Personal trainer in Nottingham

How often should you train?

How often should you train?

By on Sep 18, 2018 in Articles |

Back to Basics

Every now and then, no matter whether you’ve been training decades or months, a good old fashioned turn-it-off-turn-it-on-again is needed.

It’s human nature to convince ourselves we’re better than we are, or more advanced than we are, and there aren’t many arenas more susceptible to that than the gym.

The hard truth is most of us aren’t so advanced that a re-boot back to the basics wouldn’t reap rewards – and probably more results than your “Ultimate Periodisation 90% MaxRep HulkSmash” programme your online coach has given you.

So let’s dial it back. Let’s return to the basics and strip away the ego, and examine the variables that make training effective.

Frequency vs Volume

How often should I train? Or, how little can I train and get results? Pretty common queries from clients and gym members; and frustratingly, there’s not one answer. Damn – it’s almost like everyone is a bit different!

- _Questions to answer_
#1 Answer these questions from the article on training frequency:
(a) On what date was the article posted?
(b) Which arena does the article say is especially susceptible to people convincing themselves they are more advanced than they are?
(c) Which two variables are set against each other in the subheading after "Back to Basics"?
#2 Reproduce word for word the part of the article on training frequency that opens with the words containing "Personal trainer in" and closes with "turn-it-off-turn-it-on-again is needed.".
The entries are separate material and have no connection to the article on training frequency.

- _Data extract_

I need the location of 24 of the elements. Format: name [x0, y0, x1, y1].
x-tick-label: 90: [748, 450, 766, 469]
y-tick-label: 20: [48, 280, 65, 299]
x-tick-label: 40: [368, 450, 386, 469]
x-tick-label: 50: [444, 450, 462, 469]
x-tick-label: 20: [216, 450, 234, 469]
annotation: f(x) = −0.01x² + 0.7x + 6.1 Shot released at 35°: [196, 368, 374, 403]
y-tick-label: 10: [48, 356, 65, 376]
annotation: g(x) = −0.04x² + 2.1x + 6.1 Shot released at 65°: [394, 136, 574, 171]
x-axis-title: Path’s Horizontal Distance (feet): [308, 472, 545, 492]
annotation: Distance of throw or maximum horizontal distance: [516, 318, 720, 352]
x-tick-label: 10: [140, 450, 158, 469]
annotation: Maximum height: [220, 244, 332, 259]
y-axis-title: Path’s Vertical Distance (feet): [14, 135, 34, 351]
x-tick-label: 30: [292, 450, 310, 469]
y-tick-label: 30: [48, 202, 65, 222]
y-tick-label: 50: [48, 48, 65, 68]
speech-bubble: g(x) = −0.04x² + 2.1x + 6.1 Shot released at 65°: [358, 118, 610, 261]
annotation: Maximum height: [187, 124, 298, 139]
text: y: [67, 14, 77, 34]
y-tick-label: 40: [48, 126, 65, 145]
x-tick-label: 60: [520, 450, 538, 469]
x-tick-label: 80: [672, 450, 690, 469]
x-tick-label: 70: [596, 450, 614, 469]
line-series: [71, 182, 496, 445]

- _Your written answers_
#1
(a) Sep 18, 2018
(b) The gym
(c) Frequency and volume

#2
Personal trainer in Nottingham

How often should you train?

How often should you train?

By on Sep 18, 2018 in Articles |

Back to Basics

Every now and then, no matter whether you’ve been training decades or months, a good old fashioned turn-it-off-turn-it-on-again is needed.